→ **AIM**
Quote the entries word for word from the line with "square-a4[interactable] (0, 174, 44, 218)" to the line with "captured-pawn-icon: ♟ (353, 71, 363, 84)", including both of those lines.

— start of PROVIDED RECORDS —

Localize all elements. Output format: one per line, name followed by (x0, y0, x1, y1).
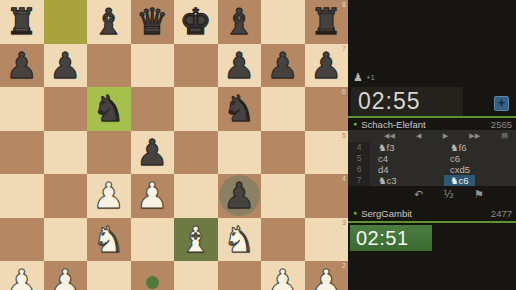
square-a4[interactable] (0, 174, 44, 218)
square-c4[interactable]: ♟ (87, 174, 131, 218)
square-g5[interactable] (261, 131, 305, 175)
black-bishop-f8: ♝ (223, 0, 255, 44)
square-d2[interactable] (131, 261, 175, 290)
move-black[interactable]: cxd5 (444, 164, 516, 175)
square-e4[interactable] (174, 174, 218, 218)
move-number: 5 (348, 153, 370, 164)
square-f7[interactable]: ♟ (218, 44, 262, 88)
move-row: 7 ♞c3 ♞c6 (348, 175, 516, 186)
captured-pieces: ♟ +1 (353, 71, 375, 84)
black-pawn-b7: ♟ (49, 44, 81, 88)
top-player-name[interactable]: Schach-Elefant (361, 119, 425, 130)
square-b3[interactable] (44, 218, 88, 262)
move-number: 4 (348, 142, 370, 153)
square-b2[interactable]: ♟ (44, 261, 88, 290)
square-a7[interactable]: ♟ (0, 44, 44, 88)
rank-label-3: 3 (342, 218, 346, 227)
rank-label-6: 6 (342, 87, 346, 96)
move-dest-dot (146, 276, 159, 289)
black-rook-a8: ♜ (6, 0, 38, 44)
move-white[interactable]: ♞c3 (370, 175, 444, 186)
black-bishop-c8: ♝ (93, 0, 125, 44)
square-b8[interactable] (44, 0, 88, 44)
game-screen: ♜♝♛♚♝♜8♟♟♟♟♟7♞♞6♟5♟♟♟4♞♝♞3♟♟♟♟2 ♟ +1 02:… (0, 0, 516, 290)
black-knight-f6: ♞ (223, 87, 255, 131)
bottom-player-rating: 2477 (491, 208, 512, 219)
square-d7[interactable] (131, 44, 175, 88)
square-a2[interactable]: ♟ (0, 261, 44, 290)
rank-label-4: 4 (342, 174, 346, 183)
captured-pawn-icon: ♟ (353, 71, 363, 84)
bottom-player-name[interactable]: SergGambit (361, 208, 412, 219)
square-e5[interactable] (174, 131, 218, 175)
bottom-player-clock-active: 02:51 (350, 225, 432, 251)
square-d6[interactable] (131, 87, 175, 131)
square-b5[interactable] (44, 131, 88, 175)
sidebar: ♟ +1 02:55 + ● Schach-Elefant 2565 ◀◀ ◀ … (348, 0, 516, 290)
square-c6[interactable]: ♞ (87, 87, 131, 131)
square-d5[interactable]: ♟ (131, 131, 175, 175)
move-white[interactable]: d4 (370, 164, 444, 175)
square-a3[interactable] (0, 218, 44, 262)
move-row: 6 d4 cxd5 (348, 164, 516, 175)
rank-label-8: 8 (342, 0, 346, 9)
square-c5[interactable] (87, 131, 131, 175)
move-number: 6 (348, 164, 370, 175)
top-player-clock: 02:55 (351, 87, 463, 116)
last-move-button[interactable]: ▶▶ (469, 130, 480, 142)
material-advantage: +1 (366, 73, 375, 82)
square-h4[interactable]: 4 (305, 174, 349, 218)
square-h8[interactable]: ♜8 (305, 0, 349, 44)
square-g6[interactable] (261, 87, 305, 131)
black-pawn-h7: ♟ (310, 44, 342, 88)
move-white[interactable]: ♞f3 (370, 142, 444, 153)
online-dot: ● (353, 118, 357, 130)
move-black[interactable]: c6 (444, 153, 516, 164)
black-pawn-d5: ♟ (136, 131, 168, 175)
black-queen-d8: ♛ (136, 0, 168, 44)
square-d3[interactable] (131, 218, 175, 262)
square-a6[interactable] (0, 87, 44, 131)
black-pawn-a7: ♟ (6, 44, 38, 88)
white-pawn-c4: ♟ (93, 174, 125, 218)
square-h7[interactable]: ♟7 (305, 44, 349, 88)
online-dot: ● (353, 207, 357, 219)
square-c2[interactable] (87, 261, 131, 290)
black-knight-c6: ♞ (93, 87, 125, 131)
rank-label-7: 7 (342, 44, 346, 53)
square-a5[interactable] (0, 131, 44, 175)
square-g7[interactable]: ♟ (261, 44, 305, 88)
board-area: ♜♝♛♚♝♜8♟♟♟♟♟7♞♞6♟5♟♟♟4♞♝♞3♟♟♟♟2 (0, 0, 348, 290)
square-e7[interactable] (174, 44, 218, 88)
top-player-rating: 2565 (491, 119, 512, 130)
move-white[interactable]: c4 (370, 153, 444, 164)
square-e6[interactable] (174, 87, 218, 131)
move-number: 7 (348, 175, 370, 186)
move-black-current[interactable]: ♞c6 (444, 175, 516, 186)
black-rook-h8: ♜ (310, 0, 342, 44)
square-e8[interactable]: ♚ (174, 0, 218, 44)
square-f8[interactable]: ♝ (218, 0, 262, 44)
square-h6[interactable]: 6 (305, 87, 349, 131)
black-pawn-f4: ♟ (223, 174, 255, 218)
square-g8[interactable] (261, 0, 305, 44)
square-a8[interactable]: ♜ (0, 0, 44, 44)
white-bishop-e3: ♝ (180, 218, 212, 262)
top-player-row: ● Schach-Elefant 2565 (353, 118, 512, 130)
square-g3[interactable] (261, 218, 305, 262)
square-f6[interactable]: ♞ (218, 87, 262, 131)
square-e2[interactable] (174, 261, 218, 290)
square-b7[interactable]: ♟ (44, 44, 88, 88)
square-g2[interactable]: ♟ (261, 261, 305, 290)
move-nav-bar: ◀◀ ◀ ▶ ▶▶ ▤ (348, 130, 516, 142)
square-b6[interactable] (44, 87, 88, 131)
move-black[interactable]: ♞f6 (444, 142, 516, 153)
give-more-time-button[interactable]: + (494, 96, 509, 111)
square-d8[interactable]: ♛ (131, 0, 175, 44)
board-menu-icon[interactable]: ▤ (501, 130, 508, 142)
white-pawn-h2: ♟ (310, 261, 342, 290)
resign-flag-button[interactable]: ⚑ (474, 188, 484, 202)
next-move-button[interactable]: ▶ (443, 130, 448, 142)
offer-draw-button[interactable]: ½ (443, 188, 454, 202)
black-pawn-g7: ♟ (267, 44, 299, 88)
move-row: 4 ♞f3 ♞f6 (348, 142, 516, 153)
square-f3[interactable]: ♞ (218, 218, 262, 262)
prev-move-button[interactable]: ◀ (416, 130, 421, 142)
square-e3[interactable]: ♝ (174, 218, 218, 262)
first-move-button[interactable]: ◀◀ (384, 130, 395, 142)
bottom-player-underline (348, 221, 516, 223)
square-f4[interactable]: ♟ (218, 174, 262, 218)
square-c3[interactable]: ♞ (87, 218, 131, 262)
rank-label-2: 2 (342, 261, 346, 270)
black-pawn-f7: ♟ (223, 44, 255, 88)
white-knight-c3: ♞ (93, 218, 125, 262)
white-pawn-b2: ♟ (49, 261, 81, 290)
square-h2[interactable]: ♟2 (305, 261, 349, 290)
bottom-player-row: ● SergGambit 2477 (353, 207, 512, 219)
square-f5[interactable] (218, 131, 262, 175)
white-knight-f3: ♞ (223, 218, 255, 262)
square-d4[interactable]: ♟ (131, 174, 175, 218)
game-action-bar: ↶ ½ ⚑ (414, 188, 484, 202)
white-pawn-d4: ♟ (136, 174, 168, 218)
white-pawn-a2: ♟ (6, 261, 38, 290)
move-row: 5 c4 c6 (348, 153, 516, 164)
square-f2[interactable] (218, 261, 262, 290)
white-pawn-g2: ♟ (267, 261, 299, 290)
black-king-e8: ♚ (180, 0, 212, 44)
square-h3[interactable]: 3 (305, 218, 349, 262)
square-b4[interactable] (44, 174, 88, 218)
rank-label-5: 5 (342, 131, 346, 140)
move-list-panel: ◀◀ ◀ ▶ ▶▶ ▤ 4 ♞f3 ♞f6 5 c4 c6 6 d4 cxd5 (348, 130, 516, 186)
chess-board: ♜♝♛♚♝♜8♟♟♟♟♟7♞♞6♟5♟♟♟4♞♝♞3♟♟♟♟2 (0, 0, 348, 290)
takeback-button[interactable]: ↶ (414, 188, 423, 202)
square-g4[interactable] (261, 174, 305, 218)
square-c7[interactable] (87, 44, 131, 88)
square-h5[interactable]: 5 (305, 131, 349, 175)
square-c8[interactable]: ♝ (87, 0, 131, 44)
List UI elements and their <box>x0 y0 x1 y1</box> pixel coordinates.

— end of PROVIDED RECORDS —

→ **REPLY**
square-a4[interactable] (0, 174, 44, 218)
square-c4[interactable]: ♟ (87, 174, 131, 218)
square-g5[interactable] (261, 131, 305, 175)
black-bishop-f8: ♝ (223, 0, 255, 44)
square-d2[interactable] (131, 261, 175, 290)
move-black[interactable]: cxd5 (444, 164, 516, 175)
square-e4[interactable] (174, 174, 218, 218)
move-number: 5 (348, 153, 370, 164)
square-f7[interactable]: ♟ (218, 44, 262, 88)
move-row: 7 ♞c3 ♞c6 (348, 175, 516, 186)
captured-pieces: ♟ +1 (353, 71, 375, 84)
black-pawn-b7: ♟ (49, 44, 81, 88)
top-player-name[interactable]: Schach-Elefant (361, 119, 425, 130)
square-b3[interactable] (44, 218, 88, 262)
move-number: 4 (348, 142, 370, 153)
square-b2[interactable]: ♟ (44, 261, 88, 290)
square-a7[interactable]: ♟ (0, 44, 44, 88)
rank-label-3: 3 (342, 218, 346, 227)
rank-label-6: 6 (342, 87, 346, 96)
move-dest-dot (146, 276, 159, 289)
black-rook-a8: ♜ (6, 0, 38, 44)
move-white[interactable]: ♞c3 (370, 175, 444, 186)
black-bishop-c8: ♝ (93, 0, 125, 44)
square-b8[interactable] (44, 0, 88, 44)
game-screen: ♜♝♛♚♝♜8♟♟♟♟♟7♞♞6♟5♟♟♟4♞♝♞3♟♟♟♟2 ♟ +1 02:… (0, 0, 516, 290)
black-knight-f6: ♞ (223, 87, 255, 131)
bottom-player-rating: 2477 (491, 208, 512, 219)
square-d7[interactable] (131, 44, 175, 88)
square-a2[interactable]: ♟ (0, 261, 44, 290)
rank-label-4: 4 (342, 174, 346, 183)
captured-pawn-icon: ♟ (353, 71, 363, 84)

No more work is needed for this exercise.